*GIVEN EXERCISE:* Check each line of the data for "this" and select those that have it.
━━━━━━
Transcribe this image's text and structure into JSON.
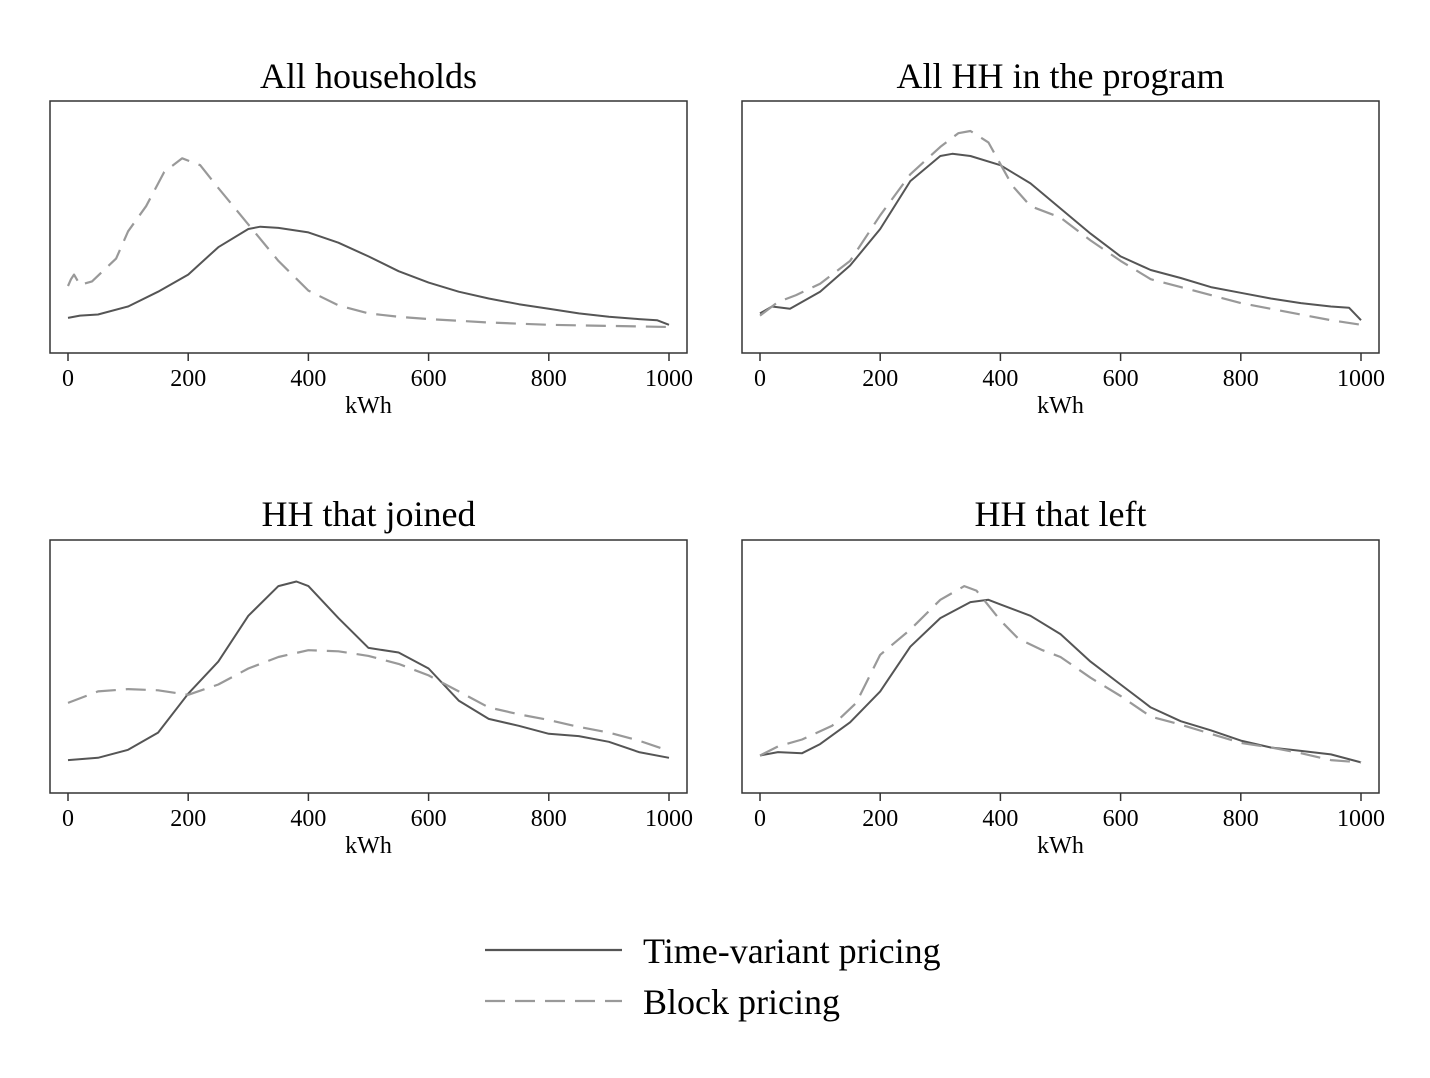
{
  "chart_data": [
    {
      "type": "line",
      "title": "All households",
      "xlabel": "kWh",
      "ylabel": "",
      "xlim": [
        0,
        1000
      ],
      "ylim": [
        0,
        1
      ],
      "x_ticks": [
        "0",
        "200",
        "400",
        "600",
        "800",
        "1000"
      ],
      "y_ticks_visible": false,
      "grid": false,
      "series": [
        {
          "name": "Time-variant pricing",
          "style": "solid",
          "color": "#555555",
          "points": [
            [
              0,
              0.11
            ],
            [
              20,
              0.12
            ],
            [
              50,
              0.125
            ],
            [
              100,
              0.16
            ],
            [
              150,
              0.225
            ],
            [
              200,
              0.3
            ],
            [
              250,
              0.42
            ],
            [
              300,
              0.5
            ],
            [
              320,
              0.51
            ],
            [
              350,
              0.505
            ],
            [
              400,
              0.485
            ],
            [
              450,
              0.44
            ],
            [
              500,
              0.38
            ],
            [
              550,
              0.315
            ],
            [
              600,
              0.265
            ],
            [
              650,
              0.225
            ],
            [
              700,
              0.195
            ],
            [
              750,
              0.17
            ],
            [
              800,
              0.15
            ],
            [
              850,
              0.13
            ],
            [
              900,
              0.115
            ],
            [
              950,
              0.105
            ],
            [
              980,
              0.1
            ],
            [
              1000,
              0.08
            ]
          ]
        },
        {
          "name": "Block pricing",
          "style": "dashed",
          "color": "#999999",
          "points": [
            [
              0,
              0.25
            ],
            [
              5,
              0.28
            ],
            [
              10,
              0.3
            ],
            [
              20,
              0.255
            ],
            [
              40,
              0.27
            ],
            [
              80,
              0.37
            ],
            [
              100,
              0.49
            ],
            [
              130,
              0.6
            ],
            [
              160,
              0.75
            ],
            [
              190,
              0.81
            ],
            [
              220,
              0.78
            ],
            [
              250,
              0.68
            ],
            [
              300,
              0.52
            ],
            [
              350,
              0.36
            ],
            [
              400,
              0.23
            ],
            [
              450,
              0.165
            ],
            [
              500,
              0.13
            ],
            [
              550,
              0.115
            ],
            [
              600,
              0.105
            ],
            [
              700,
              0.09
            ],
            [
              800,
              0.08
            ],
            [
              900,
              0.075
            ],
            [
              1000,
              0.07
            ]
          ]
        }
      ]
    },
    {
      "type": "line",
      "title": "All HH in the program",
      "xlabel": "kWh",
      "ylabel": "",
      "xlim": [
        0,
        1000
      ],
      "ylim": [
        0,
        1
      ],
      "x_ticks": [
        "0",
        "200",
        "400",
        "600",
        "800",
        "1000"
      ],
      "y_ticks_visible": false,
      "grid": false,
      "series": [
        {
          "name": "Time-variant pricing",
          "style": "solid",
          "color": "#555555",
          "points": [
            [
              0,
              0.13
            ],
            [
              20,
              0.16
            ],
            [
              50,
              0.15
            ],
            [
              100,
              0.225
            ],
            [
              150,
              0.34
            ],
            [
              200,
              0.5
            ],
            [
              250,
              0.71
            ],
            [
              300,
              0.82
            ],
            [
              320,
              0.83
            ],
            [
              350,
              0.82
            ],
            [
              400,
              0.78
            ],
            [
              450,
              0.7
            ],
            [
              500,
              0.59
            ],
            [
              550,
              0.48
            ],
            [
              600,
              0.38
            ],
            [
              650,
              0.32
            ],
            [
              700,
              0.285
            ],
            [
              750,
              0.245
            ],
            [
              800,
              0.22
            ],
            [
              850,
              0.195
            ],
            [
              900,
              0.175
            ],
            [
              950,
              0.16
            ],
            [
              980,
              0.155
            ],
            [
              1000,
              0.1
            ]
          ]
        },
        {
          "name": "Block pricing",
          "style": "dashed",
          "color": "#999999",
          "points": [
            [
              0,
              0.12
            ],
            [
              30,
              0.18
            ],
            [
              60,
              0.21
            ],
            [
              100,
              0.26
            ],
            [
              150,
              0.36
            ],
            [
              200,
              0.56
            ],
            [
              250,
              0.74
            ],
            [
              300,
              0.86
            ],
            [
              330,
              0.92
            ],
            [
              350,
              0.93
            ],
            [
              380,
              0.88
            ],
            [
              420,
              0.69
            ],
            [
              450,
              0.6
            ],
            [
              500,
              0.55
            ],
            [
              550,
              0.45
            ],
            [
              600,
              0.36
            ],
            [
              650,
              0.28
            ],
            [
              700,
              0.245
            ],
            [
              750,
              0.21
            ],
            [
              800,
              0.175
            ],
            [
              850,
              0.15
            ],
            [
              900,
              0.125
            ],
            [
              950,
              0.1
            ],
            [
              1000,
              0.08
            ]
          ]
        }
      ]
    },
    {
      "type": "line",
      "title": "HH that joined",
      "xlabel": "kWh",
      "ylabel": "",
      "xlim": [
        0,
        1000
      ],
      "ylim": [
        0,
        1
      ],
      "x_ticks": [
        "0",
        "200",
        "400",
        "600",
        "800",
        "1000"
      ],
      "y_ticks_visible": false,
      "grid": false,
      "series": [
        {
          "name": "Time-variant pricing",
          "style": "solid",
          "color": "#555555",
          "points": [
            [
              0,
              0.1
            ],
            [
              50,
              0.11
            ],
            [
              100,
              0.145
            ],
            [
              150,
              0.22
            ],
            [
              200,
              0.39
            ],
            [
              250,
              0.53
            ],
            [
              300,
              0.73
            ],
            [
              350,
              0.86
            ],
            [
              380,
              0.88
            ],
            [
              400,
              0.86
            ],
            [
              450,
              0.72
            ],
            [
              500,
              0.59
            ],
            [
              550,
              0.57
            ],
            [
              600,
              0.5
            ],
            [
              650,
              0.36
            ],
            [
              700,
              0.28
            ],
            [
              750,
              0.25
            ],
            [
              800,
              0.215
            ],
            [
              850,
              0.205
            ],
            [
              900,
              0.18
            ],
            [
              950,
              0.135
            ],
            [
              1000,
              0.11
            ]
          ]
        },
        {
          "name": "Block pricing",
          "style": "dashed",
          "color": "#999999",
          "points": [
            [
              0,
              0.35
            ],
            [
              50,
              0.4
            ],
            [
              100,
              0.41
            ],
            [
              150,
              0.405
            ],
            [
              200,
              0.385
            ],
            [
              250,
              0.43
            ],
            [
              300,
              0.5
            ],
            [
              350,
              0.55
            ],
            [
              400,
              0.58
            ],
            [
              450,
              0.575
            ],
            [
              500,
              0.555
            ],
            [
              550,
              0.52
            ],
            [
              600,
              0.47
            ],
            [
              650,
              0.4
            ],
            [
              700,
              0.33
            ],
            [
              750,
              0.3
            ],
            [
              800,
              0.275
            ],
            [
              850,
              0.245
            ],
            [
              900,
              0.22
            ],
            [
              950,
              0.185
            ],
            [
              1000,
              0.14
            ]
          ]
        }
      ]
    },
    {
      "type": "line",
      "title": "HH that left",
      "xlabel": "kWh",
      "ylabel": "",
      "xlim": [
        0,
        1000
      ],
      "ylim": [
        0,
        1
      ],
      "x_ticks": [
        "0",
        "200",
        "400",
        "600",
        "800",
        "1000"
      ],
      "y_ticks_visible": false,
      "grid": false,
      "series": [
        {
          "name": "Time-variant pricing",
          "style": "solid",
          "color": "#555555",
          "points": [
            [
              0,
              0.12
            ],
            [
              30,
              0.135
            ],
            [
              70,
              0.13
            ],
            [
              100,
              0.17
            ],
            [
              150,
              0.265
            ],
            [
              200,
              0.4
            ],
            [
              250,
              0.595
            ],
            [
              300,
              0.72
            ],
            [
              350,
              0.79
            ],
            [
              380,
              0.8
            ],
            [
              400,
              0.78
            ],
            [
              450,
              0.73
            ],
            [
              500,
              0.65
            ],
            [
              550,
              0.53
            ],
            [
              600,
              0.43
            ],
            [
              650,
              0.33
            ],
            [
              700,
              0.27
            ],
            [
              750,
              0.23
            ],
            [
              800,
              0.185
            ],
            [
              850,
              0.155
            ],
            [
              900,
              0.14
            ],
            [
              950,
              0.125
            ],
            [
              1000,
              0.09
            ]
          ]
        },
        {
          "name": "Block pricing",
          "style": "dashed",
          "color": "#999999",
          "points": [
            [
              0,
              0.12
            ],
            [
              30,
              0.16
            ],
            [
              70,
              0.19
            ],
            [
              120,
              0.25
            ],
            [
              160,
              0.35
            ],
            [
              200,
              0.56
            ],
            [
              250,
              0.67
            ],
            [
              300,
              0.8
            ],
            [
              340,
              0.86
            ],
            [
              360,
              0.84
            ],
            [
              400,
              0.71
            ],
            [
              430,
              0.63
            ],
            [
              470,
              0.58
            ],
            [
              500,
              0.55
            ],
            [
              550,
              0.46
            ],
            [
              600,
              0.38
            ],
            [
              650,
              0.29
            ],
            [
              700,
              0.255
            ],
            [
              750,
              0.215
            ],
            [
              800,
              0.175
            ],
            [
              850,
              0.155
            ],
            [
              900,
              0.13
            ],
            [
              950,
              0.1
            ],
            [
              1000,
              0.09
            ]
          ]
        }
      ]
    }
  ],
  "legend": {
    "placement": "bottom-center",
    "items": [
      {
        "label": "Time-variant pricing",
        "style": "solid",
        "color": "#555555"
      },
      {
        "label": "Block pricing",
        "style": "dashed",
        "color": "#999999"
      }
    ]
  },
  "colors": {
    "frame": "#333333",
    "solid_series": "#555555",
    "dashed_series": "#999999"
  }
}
━━━━━━
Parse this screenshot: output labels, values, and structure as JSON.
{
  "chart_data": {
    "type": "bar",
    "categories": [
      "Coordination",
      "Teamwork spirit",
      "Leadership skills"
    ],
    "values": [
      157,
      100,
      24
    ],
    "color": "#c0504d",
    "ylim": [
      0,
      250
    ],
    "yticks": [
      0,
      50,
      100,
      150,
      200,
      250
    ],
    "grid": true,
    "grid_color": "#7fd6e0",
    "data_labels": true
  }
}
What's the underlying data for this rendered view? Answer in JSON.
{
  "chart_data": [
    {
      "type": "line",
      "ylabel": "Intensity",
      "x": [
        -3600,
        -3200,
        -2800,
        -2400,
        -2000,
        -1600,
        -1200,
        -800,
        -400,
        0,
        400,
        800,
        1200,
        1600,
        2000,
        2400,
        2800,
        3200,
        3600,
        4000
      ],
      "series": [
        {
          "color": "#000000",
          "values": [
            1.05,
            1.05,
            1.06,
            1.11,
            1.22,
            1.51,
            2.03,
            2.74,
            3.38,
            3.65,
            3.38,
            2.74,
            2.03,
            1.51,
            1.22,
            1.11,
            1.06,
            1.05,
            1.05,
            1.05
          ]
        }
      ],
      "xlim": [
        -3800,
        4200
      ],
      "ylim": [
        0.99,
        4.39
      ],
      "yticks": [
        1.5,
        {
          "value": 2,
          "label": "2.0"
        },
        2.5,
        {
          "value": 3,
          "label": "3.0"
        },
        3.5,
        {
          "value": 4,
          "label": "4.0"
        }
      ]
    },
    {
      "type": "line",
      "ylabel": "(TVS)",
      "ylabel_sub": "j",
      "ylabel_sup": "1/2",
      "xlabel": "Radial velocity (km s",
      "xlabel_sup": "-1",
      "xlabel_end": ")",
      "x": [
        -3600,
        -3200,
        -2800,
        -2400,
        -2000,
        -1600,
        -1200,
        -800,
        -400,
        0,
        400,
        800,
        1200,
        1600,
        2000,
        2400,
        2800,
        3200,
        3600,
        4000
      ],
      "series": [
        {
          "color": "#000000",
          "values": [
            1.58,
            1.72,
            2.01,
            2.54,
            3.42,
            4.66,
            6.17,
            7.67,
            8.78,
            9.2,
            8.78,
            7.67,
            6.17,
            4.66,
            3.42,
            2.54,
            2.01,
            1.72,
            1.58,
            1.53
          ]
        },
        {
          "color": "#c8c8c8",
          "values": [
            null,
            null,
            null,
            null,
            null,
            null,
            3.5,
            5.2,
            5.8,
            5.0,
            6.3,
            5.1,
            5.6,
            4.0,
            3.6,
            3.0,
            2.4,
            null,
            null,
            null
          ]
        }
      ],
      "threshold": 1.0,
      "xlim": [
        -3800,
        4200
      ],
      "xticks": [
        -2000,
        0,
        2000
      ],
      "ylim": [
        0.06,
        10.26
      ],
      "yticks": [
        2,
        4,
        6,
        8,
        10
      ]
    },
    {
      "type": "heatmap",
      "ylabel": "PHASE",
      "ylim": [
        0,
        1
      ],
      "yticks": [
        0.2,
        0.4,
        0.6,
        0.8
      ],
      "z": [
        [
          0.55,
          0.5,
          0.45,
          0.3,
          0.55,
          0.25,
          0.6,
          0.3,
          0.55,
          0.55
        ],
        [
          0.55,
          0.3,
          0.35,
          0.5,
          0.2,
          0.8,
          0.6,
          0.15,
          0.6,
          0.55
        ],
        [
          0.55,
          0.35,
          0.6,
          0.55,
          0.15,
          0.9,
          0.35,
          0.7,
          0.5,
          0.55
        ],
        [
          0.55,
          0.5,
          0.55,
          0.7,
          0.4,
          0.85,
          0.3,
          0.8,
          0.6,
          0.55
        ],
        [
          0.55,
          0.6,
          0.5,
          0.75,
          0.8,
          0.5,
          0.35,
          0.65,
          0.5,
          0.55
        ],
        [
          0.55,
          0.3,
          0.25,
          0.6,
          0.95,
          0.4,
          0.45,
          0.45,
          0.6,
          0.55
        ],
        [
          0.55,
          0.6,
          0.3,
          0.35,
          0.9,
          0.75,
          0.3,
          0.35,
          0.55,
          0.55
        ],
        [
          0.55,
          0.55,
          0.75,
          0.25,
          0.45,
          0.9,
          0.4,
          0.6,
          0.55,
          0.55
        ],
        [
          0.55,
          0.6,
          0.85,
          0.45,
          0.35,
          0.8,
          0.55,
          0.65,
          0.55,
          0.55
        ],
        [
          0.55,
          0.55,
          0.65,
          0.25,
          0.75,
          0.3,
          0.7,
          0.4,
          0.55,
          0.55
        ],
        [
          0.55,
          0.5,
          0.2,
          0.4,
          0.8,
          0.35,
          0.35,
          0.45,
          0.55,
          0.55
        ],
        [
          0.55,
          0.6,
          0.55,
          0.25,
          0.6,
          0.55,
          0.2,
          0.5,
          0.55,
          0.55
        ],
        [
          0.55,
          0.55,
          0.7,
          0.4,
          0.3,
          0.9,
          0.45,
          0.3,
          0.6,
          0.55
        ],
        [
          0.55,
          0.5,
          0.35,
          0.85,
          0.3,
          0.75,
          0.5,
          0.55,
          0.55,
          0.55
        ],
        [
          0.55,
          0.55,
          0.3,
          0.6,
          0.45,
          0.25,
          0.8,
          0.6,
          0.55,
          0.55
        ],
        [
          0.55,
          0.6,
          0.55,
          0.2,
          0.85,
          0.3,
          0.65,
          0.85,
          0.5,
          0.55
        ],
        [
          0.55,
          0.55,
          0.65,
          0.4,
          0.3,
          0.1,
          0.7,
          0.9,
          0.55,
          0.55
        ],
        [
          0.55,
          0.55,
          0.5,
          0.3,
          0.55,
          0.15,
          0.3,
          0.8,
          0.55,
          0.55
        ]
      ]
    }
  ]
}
━━━━━━
*REPLY:*
Transcribe this image's text and structure into JSON.
Parse this screenshot: output labels, values, and structure as JSON.
What's the underlying data for this rendered view? Answer in JSON.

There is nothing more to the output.